**Exercise aim:**
Repeat the data that follows, word for word, without the images.

**Data to use:**
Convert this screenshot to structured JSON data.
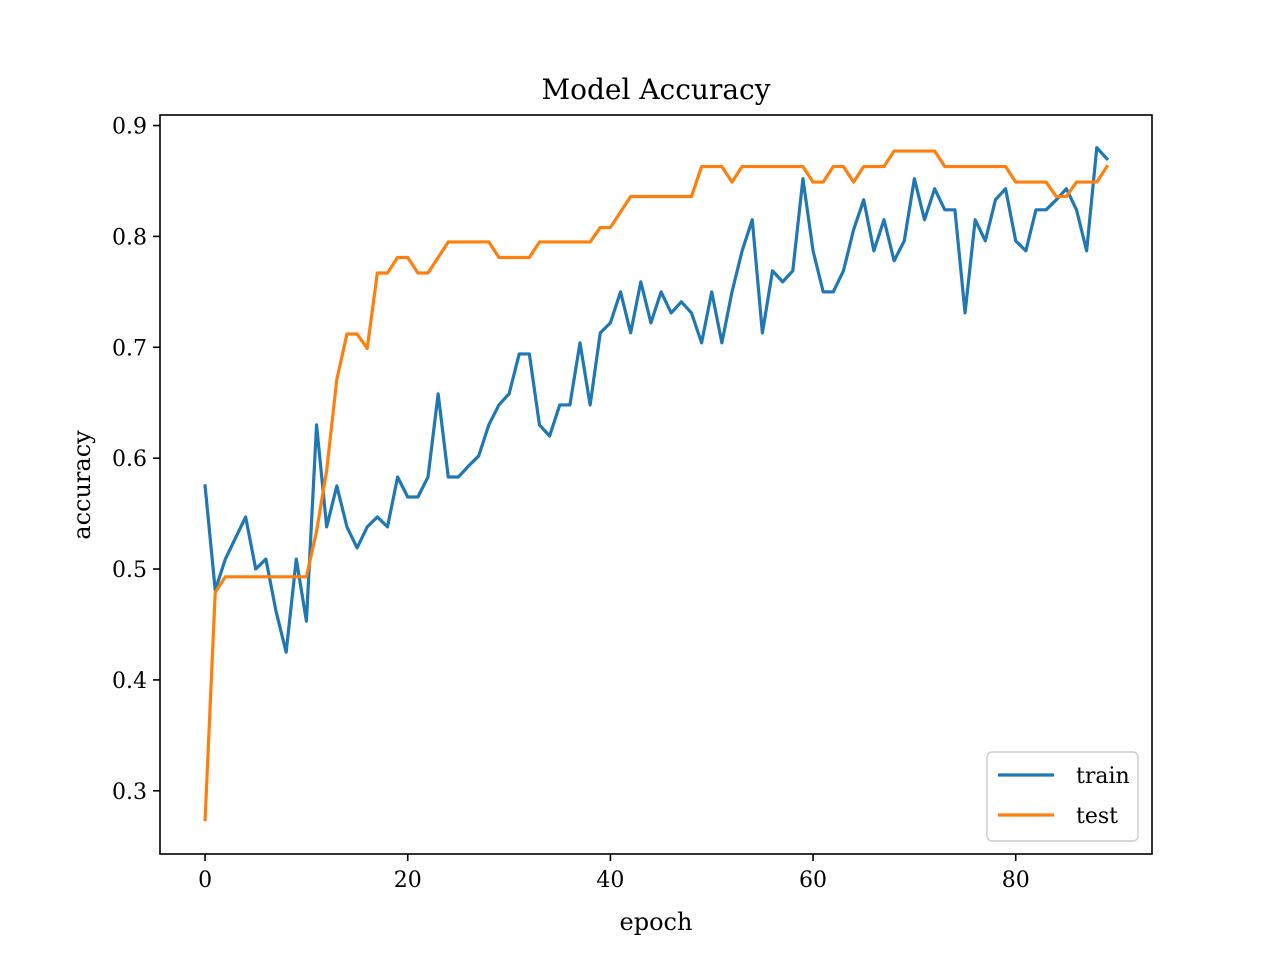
{
  "chart_data": {
    "type": "line",
    "title": "Model Accuracy",
    "xlabel": "epoch",
    "ylabel": "accuracy",
    "xlim": [
      -4.45,
      93.45
    ],
    "ylim": [
      0.243,
      0.9095
    ],
    "xticks": [
      0,
      20,
      40,
      60,
      80
    ],
    "yticks": [
      0.3,
      0.4,
      0.5,
      0.6,
      0.7,
      0.8,
      0.9
    ],
    "xtick_labels": [
      "0",
      "20",
      "40",
      "60",
      "80"
    ],
    "ytick_labels": [
      "0.3",
      "0.4",
      "0.5",
      "0.6",
      "0.7",
      "0.8",
      "0.9"
    ],
    "grid": false,
    "legend": "lower-right",
    "series": [
      {
        "name": "train",
        "color": "#1f77b4",
        "values": [
          0.575,
          0.481,
          0.509,
          0.528,
          0.547,
          0.5,
          0.509,
          0.462,
          0.425,
          0.509,
          0.453,
          0.63,
          0.538,
          0.575,
          0.538,
          0.519,
          0.538,
          0.547,
          0.538,
          0.583,
          0.565,
          0.565,
          0.583,
          0.658,
          0.583,
          0.583,
          0.593,
          0.602,
          0.63,
          0.648,
          0.658,
          0.694,
          0.694,
          0.63,
          0.62,
          0.648,
          0.648,
          0.704,
          0.648,
          0.713,
          0.722,
          0.75,
          0.713,
          0.759,
          0.722,
          0.75,
          0.731,
          0.741,
          0.731,
          0.704,
          0.75,
          0.704,
          0.75,
          0.787,
          0.815,
          0.713,
          0.769,
          0.759,
          0.769,
          0.852,
          0.787,
          0.75,
          0.75,
          0.769,
          0.806,
          0.833,
          0.787,
          0.815,
          0.778,
          0.796,
          0.852,
          0.815,
          0.843,
          0.824,
          0.824,
          0.731,
          0.815,
          0.796,
          0.833,
          0.843,
          0.796,
          0.787,
          0.824,
          0.824,
          0.833,
          0.843,
          0.824,
          0.787,
          0.88,
          0.87
        ]
      },
      {
        "name": "test",
        "color": "#ff7f0e",
        "values": [
          0.274,
          0.479,
          0.493,
          0.493,
          0.493,
          0.493,
          0.493,
          0.493,
          0.493,
          0.493,
          0.493,
          0.534,
          0.589,
          0.671,
          0.712,
          0.712,
          0.699,
          0.767,
          0.767,
          0.781,
          0.781,
          0.767,
          0.767,
          0.781,
          0.795,
          0.795,
          0.795,
          0.795,
          0.795,
          0.781,
          0.781,
          0.781,
          0.781,
          0.795,
          0.795,
          0.795,
          0.795,
          0.795,
          0.795,
          0.808,
          0.808,
          0.822,
          0.836,
          0.836,
          0.836,
          0.836,
          0.836,
          0.836,
          0.836,
          0.863,
          0.863,
          0.863,
          0.849,
          0.863,
          0.863,
          0.863,
          0.863,
          0.863,
          0.863,
          0.863,
          0.849,
          0.849,
          0.863,
          0.863,
          0.849,
          0.863,
          0.863,
          0.863,
          0.877,
          0.877,
          0.877,
          0.877,
          0.877,
          0.863,
          0.863,
          0.863,
          0.863,
          0.863,
          0.863,
          0.863,
          0.849,
          0.849,
          0.849,
          0.849,
          0.836,
          0.836,
          0.849,
          0.849,
          0.849,
          0.863
        ]
      }
    ]
  }
}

**Written answer:**
Convert this screenshot to structured JSON data.
{
  "chart_data": {
    "type": "line",
    "title": "Model Accuracy",
    "xlabel": "epoch",
    "ylabel": "accuracy",
    "xlim": [
      -4.45,
      93.45
    ],
    "ylim": [
      0.243,
      0.9095
    ],
    "xticks": [
      0,
      20,
      40,
      60,
      80
    ],
    "yticks": [
      0.3,
      0.4,
      0.5,
      0.6,
      0.7,
      0.8,
      0.9
    ],
    "xtick_labels": [
      "0",
      "20",
      "40",
      "60",
      "80"
    ],
    "ytick_labels": [
      "0.3",
      "0.4",
      "0.5",
      "0.6",
      "0.7",
      "0.8",
      "0.9"
    ],
    "grid": false,
    "legend": "lower-right",
    "series": [
      {
        "name": "train",
        "color": "#1f77b4",
        "values": [
          0.575,
          0.481,
          0.509,
          0.528,
          0.547,
          0.5,
          0.509,
          0.462,
          0.425,
          0.509,
          0.453,
          0.63,
          0.538,
          0.575,
          0.538,
          0.519,
          0.538,
          0.547,
          0.538,
          0.583,
          0.565,
          0.565,
          0.583,
          0.658,
          0.583,
          0.583,
          0.593,
          0.602,
          0.63,
          0.648,
          0.658,
          0.694,
          0.694,
          0.63,
          0.62,
          0.648,
          0.648,
          0.704,
          0.648,
          0.713,
          0.722,
          0.75,
          0.713,
          0.759,
          0.722,
          0.75,
          0.731,
          0.741,
          0.731,
          0.704,
          0.75,
          0.704,
          0.75,
          0.787,
          0.815,
          0.713,
          0.769,
          0.759,
          0.769,
          0.852,
          0.787,
          0.75,
          0.75,
          0.769,
          0.806,
          0.833,
          0.787,
          0.815,
          0.778,
          0.796,
          0.852,
          0.815,
          0.843,
          0.824,
          0.824,
          0.731,
          0.815,
          0.796,
          0.833,
          0.843,
          0.796,
          0.787,
          0.824,
          0.824,
          0.833,
          0.843,
          0.824,
          0.787,
          0.88,
          0.87
        ]
      },
      {
        "name": "test",
        "color": "#ff7f0e",
        "values": [
          0.274,
          0.479,
          0.493,
          0.493,
          0.493,
          0.493,
          0.493,
          0.493,
          0.493,
          0.493,
          0.493,
          0.534,
          0.589,
          0.671,
          0.712,
          0.712,
          0.699,
          0.767,
          0.767,
          0.781,
          0.781,
          0.767,
          0.767,
          0.781,
          0.795,
          0.795,
          0.795,
          0.795,
          0.795,
          0.781,
          0.781,
          0.781,
          0.781,
          0.795,
          0.795,
          0.795,
          0.795,
          0.795,
          0.795,
          0.808,
          0.808,
          0.822,
          0.836,
          0.836,
          0.836,
          0.836,
          0.836,
          0.836,
          0.836,
          0.863,
          0.863,
          0.863,
          0.849,
          0.863,
          0.863,
          0.863,
          0.863,
          0.863,
          0.863,
          0.863,
          0.849,
          0.849,
          0.863,
          0.863,
          0.849,
          0.863,
          0.863,
          0.863,
          0.877,
          0.877,
          0.877,
          0.877,
          0.877,
          0.863,
          0.863,
          0.863,
          0.863,
          0.863,
          0.863,
          0.863,
          0.849,
          0.849,
          0.849,
          0.849,
          0.836,
          0.836,
          0.849,
          0.849,
          0.849,
          0.863
        ]
      }
    ]
  }
}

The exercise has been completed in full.